--- begin Data supplied ---
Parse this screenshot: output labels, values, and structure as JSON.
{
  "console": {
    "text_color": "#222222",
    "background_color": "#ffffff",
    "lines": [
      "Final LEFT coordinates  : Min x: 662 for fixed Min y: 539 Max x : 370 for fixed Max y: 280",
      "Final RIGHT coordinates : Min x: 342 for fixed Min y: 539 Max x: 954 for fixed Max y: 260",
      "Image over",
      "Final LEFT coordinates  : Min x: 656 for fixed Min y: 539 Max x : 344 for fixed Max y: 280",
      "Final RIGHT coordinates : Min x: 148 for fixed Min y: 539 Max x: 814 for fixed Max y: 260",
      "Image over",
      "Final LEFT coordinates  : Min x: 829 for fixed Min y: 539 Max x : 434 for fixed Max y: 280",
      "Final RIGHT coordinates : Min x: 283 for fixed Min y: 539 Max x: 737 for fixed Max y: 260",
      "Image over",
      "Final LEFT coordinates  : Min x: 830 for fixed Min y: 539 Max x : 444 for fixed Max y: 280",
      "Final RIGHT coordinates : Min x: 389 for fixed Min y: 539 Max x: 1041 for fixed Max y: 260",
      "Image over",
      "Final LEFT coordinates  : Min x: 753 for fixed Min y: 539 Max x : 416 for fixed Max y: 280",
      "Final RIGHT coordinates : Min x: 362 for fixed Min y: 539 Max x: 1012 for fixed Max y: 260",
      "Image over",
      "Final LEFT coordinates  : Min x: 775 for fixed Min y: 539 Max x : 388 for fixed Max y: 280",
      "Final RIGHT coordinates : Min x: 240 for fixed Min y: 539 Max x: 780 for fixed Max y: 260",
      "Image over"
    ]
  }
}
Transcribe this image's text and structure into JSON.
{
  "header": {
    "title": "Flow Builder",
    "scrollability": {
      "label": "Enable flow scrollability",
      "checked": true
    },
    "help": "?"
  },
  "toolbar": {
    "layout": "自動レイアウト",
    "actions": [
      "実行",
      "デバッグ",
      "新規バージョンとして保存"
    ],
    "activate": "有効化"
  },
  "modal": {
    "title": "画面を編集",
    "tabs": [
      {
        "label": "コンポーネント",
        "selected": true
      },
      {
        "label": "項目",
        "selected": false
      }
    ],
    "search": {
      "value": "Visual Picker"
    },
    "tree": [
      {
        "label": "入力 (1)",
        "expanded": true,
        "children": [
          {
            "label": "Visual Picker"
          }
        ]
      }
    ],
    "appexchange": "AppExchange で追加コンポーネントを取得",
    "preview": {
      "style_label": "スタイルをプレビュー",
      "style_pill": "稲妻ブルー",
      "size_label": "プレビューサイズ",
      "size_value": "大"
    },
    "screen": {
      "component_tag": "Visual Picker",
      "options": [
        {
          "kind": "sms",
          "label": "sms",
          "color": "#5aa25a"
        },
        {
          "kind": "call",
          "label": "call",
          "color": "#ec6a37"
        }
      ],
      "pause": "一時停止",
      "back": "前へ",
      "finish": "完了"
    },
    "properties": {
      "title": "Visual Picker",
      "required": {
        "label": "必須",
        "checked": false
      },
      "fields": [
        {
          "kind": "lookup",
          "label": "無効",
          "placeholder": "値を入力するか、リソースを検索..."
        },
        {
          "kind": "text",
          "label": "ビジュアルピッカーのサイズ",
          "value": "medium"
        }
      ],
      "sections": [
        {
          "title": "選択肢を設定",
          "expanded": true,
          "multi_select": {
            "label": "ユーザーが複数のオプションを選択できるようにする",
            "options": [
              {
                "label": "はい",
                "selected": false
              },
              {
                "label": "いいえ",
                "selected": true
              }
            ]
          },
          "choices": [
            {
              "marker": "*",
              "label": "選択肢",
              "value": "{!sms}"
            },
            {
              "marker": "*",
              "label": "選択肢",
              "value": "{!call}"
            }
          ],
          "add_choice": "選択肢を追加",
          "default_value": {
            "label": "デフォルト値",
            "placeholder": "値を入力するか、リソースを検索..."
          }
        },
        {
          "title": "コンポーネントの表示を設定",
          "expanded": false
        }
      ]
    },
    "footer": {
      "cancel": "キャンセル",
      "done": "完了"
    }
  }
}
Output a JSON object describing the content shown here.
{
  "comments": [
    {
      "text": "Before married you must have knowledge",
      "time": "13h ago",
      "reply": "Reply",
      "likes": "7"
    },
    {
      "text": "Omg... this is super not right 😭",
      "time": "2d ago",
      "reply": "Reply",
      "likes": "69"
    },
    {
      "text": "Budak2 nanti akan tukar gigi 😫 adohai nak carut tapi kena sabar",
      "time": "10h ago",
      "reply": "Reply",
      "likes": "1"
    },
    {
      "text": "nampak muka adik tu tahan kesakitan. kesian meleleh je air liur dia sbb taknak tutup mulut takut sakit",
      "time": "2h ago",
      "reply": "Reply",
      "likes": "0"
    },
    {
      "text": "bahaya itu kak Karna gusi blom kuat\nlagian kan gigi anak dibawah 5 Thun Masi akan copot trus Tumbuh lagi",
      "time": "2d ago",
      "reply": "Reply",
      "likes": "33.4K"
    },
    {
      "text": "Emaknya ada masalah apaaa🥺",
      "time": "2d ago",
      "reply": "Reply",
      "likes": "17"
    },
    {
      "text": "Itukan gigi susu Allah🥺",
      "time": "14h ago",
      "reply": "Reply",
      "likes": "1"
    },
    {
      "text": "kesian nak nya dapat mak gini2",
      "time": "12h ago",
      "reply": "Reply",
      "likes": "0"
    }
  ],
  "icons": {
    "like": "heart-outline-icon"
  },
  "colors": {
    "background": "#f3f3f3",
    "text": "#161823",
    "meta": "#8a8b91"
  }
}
--- end Data supplied ---
= Requirements =
Extract, from the material above, each line holding the word "structure".

= Task result =
Parse this screenshot: output labels, values, and structure as JSON.
Transcribe this image's text and structure into JSON.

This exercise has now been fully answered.